→ **EXERCISE AIM**
Locate all lines with the word "physics" and copy them out.

→ **DATA SUPPLIED**
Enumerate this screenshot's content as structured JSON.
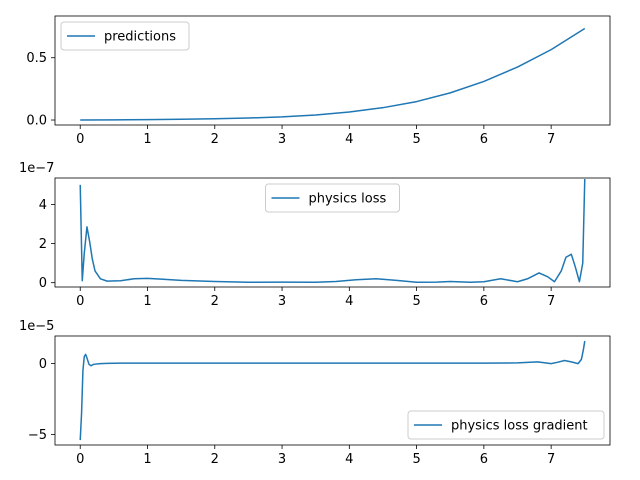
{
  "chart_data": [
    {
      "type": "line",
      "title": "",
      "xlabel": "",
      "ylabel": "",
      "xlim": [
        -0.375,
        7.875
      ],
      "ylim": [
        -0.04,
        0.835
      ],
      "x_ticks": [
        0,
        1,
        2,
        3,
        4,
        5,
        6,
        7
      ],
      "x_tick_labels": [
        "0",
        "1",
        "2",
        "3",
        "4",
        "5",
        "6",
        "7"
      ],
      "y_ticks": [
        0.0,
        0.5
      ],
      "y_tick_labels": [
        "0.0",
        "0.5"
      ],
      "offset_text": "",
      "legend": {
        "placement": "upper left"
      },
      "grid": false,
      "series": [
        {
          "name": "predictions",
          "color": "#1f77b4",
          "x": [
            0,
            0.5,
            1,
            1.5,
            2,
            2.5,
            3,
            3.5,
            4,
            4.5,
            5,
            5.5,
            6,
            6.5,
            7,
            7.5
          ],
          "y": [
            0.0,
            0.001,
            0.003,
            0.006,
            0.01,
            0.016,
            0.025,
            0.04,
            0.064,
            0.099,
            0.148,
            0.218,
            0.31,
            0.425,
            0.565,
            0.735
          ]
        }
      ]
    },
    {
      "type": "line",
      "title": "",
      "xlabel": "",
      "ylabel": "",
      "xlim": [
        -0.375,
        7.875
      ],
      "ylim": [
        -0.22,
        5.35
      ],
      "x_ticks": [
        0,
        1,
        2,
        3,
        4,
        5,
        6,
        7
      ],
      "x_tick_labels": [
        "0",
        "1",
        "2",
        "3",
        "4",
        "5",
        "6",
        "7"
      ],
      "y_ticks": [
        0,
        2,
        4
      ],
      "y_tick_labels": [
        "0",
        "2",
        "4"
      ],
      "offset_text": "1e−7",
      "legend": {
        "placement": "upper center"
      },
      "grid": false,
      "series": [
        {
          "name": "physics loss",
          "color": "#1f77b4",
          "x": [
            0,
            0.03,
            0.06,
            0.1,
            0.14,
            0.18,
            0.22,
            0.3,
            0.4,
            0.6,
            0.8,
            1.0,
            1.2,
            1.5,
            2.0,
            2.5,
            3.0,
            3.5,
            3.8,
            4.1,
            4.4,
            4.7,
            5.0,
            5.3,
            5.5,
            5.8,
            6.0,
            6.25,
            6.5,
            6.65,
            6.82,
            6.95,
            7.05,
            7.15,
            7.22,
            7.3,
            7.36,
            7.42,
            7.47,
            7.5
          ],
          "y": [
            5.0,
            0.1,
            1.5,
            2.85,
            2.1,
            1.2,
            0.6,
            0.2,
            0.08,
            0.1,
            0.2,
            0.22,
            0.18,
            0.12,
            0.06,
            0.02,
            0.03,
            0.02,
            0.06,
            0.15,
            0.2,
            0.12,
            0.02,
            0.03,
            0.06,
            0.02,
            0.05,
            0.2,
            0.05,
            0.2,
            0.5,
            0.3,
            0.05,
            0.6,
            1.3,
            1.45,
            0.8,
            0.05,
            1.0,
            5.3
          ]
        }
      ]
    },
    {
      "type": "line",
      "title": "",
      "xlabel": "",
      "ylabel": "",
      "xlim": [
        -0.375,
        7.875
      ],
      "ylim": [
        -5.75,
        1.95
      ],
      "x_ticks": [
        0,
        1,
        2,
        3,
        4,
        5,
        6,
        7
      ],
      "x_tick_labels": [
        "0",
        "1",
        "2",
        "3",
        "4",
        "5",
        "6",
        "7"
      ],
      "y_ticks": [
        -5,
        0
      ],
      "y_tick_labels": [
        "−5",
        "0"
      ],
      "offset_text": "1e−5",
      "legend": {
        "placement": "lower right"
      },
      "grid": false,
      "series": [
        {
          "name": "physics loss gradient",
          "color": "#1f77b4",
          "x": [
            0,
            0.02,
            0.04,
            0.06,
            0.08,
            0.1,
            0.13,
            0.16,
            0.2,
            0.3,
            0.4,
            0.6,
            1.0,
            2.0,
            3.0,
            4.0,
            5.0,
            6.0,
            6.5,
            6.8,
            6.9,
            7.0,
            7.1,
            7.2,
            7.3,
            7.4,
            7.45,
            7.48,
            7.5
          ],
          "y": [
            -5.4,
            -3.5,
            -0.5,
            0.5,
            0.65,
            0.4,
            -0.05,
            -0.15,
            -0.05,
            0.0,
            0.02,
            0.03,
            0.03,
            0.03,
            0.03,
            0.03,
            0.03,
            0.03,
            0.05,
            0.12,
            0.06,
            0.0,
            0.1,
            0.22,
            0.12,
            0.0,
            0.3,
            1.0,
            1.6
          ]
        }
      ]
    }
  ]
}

→ **PROBLEM SOLUTION**
          "name": "physics loss",
          "name": "physics loss gradient",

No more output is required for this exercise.